SET EXERCISE:
Extract the full set of records, then give each one again exactly.

[Data entries for graphics]
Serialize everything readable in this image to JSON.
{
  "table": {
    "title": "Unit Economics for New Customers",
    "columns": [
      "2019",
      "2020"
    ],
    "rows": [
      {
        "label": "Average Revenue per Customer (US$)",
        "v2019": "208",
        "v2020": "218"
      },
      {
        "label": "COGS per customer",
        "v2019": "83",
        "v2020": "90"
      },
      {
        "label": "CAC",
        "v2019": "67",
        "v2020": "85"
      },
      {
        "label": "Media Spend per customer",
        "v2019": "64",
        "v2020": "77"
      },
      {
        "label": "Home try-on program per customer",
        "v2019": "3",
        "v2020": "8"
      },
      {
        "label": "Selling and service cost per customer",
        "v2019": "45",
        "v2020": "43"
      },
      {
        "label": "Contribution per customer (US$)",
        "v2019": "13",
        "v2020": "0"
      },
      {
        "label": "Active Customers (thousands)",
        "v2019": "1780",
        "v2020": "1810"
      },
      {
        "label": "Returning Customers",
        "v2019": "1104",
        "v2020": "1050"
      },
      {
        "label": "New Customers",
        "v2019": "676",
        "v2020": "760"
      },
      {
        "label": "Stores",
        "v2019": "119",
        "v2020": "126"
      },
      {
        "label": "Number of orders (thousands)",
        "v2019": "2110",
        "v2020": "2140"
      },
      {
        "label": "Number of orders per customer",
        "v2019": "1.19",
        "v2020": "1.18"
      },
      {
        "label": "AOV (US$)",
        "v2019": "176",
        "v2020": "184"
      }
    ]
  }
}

SOLUTION:
Serialize everything readable in this image to JSON.
{
  "table": {
    "title": "Unit Economics for New Customers",
    "columns": [
      "2019",
      "2020"
    ],
    "rows": [
      {
        "label": "Average Revenue per Customer (US$)",
        "v2019": "208",
        "v2020": "218"
      },
      {
        "label": "COGS per customer",
        "v2019": "83",
        "v2020": "90"
      },
      {
        "label": "CAC",
        "v2019": "67",
        "v2020": "85"
      },
      {
        "label": "Media Spend per customer",
        "v2019": "64",
        "v2020": "77"
      },
      {
        "label": "Home try-on program per customer",
        "v2019": "3",
        "v2020": "8"
      },
      {
        "label": "Selling and service cost per customer",
        "v2019": "45",
        "v2020": "43"
      },
      {
        "label": "Contribution per customer (US$)",
        "v2019": "13",
        "v2020": "0"
      },
      {
        "label": "Active Customers (thousands)",
        "v2019": "1780",
        "v2020": "1810"
      },
      {
        "label": "Returning Customers",
        "v2019": "1104",
        "v2020": "1050"
      },
      {
        "label": "New Customers",
        "v2019": "676",
        "v2020": "760"
      },
      {
        "label": "Stores",
        "v2019": "119",
        "v2020": "126"
      },
      {
        "label": "Number of orders (thousands)",
        "v2019": "2110",
        "v2020": "2140"
      },
      {
        "label": "Number of orders per customer",
        "v2019": "1.19",
        "v2020": "1.18"
      },
      {
        "label": "AOV (US$)",
        "v2019": "176",
        "v2020": "184"
      }
    ]
  }
}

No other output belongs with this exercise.